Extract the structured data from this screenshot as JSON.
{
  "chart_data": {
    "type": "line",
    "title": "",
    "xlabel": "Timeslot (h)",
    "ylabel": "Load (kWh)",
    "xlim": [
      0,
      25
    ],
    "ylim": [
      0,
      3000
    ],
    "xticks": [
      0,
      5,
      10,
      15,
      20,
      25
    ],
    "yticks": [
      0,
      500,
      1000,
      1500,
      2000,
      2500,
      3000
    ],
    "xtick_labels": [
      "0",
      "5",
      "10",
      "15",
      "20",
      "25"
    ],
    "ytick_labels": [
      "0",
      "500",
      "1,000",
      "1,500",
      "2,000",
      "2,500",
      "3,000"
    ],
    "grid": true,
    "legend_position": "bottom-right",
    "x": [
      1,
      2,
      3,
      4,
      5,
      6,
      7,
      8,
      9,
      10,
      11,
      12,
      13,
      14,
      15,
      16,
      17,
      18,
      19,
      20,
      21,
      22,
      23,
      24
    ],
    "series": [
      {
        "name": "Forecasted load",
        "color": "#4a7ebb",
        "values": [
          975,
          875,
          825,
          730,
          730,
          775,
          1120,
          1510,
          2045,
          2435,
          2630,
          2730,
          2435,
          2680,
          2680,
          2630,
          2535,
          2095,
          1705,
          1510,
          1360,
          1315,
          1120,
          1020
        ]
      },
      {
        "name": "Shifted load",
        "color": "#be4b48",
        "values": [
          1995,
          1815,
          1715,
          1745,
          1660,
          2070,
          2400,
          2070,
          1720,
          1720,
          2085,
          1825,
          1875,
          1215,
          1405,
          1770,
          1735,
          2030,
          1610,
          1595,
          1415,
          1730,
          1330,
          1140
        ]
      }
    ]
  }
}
^^^^^^^^^^^^^^^^
→ **Exercise task**
The records above should all be quoted exactly, please.

→ **Exercise output**
Extract the structured data from this screenshot as JSON.
{
  "chart_data": {
    "type": "line",
    "title": "",
    "xlabel": "Timeslot (h)",
    "ylabel": "Load (kWh)",
    "xlim": [
      0,
      25
    ],
    "ylim": [
      0,
      3000
    ],
    "xticks": [
      0,
      5,
      10,
      15,
      20,
      25
    ],
    "yticks": [
      0,
      500,
      1000,
      1500,
      2000,
      2500,
      3000
    ],
    "xtick_labels": [
      "0",
      "5",
      "10",
      "15",
      "20",
      "25"
    ],
    "ytick_labels": [
      "0",
      "500",
      "1,000",
      "1,500",
      "2,000",
      "2,500",
      "3,000"
    ],
    "grid": true,
    "legend_position": "bottom-right",
    "x": [
      1,
      2,
      3,
      4,
      5,
      6,
      7,
      8,
      9,
      10,
      11,
      12,
      13,
      14,
      15,
      16,
      17,
      18,
      19,
      20,
      21,
      22,
      23,
      24
    ],
    "series": [
      {
        "name": "Forecasted load",
        "color": "#4a7ebb",
        "values": [
          975,
          875,
          825,
          730,
          730,
          775,
          1120,
          1510,
          2045,
          2435,
          2630,
          2730,
          2435,
          2680,
          2680,
          2630,
          2535,
          2095,
          1705,
          1510,
          1360,
          1315,
          1120,
          1020
        ]
      },
      {
        "name": "Shifted load",
        "color": "#be4b48",
        "values": [
          1995,
          1815,
          1715,
          1745,
          1660,
          2070,
          2400,
          2070,
          1720,
          1720,
          2085,
          1825,
          1875,
          1215,
          1405,
          1770,
          1735,
          2030,
          1610,
          1595,
          1415,
          1730,
          1330,
          1140
        ]
      }
    ]
  }
}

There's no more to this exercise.